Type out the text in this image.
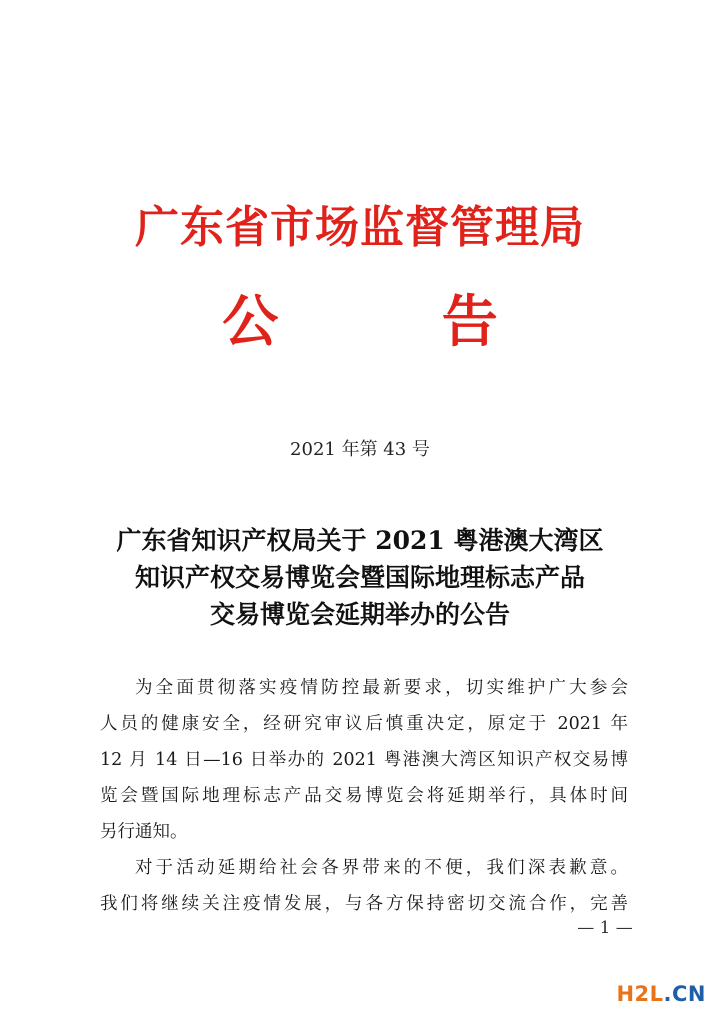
广东省市场监督管理局
公 告
2021 年第 43 号
广东省知识产权局关于 2021 粤港澳大湾区
知识产权交易博览会暨国际地理标志产品
交易博览会延期举办的公告
为全面贯彻落实疫情防控最新要求，切实维护广大参会
人员的健康安全，经研究审议后慎重决定，原定于 2021 年
12 月 14 日—16 日举办的 2021 粤港澳大湾区知识产权交易博
览会暨国际地理标志产品交易博览会将延期举行，具体时间
另行通知。
对于活动延期给社会各界带来的不便，我们深表歉意。
我们将继续关注疫情发展，与各方保持密切交流合作，完善
— 1 —
H2L.CN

*Exercise prompt*:
Return the listing above word for word, with the pictures removed.

*The result*:
Type out the text in this image.
广东省市场监督管理局
公 告
2021 年第 43 号
广东省知识产权局关于 2021 粤港澳大湾区
知识产权交易博览会暨国际地理标志产品
交易博览会延期举办的公告
为全面贯彻落实疫情防控最新要求，切实维护广大参会
人员的健康安全，经研究审议后慎重决定，原定于 2021 年
12 月 14 日—16 日举办的 2021 粤港澳大湾区知识产权交易博
览会暨国际地理标志产品交易博览会将延期举行，具体时间
另行通知。
对于活动延期给社会各界带来的不便，我们深表歉意。
我们将继续关注疫情发展，与各方保持密切交流合作，完善
— 1 —
H2L.CN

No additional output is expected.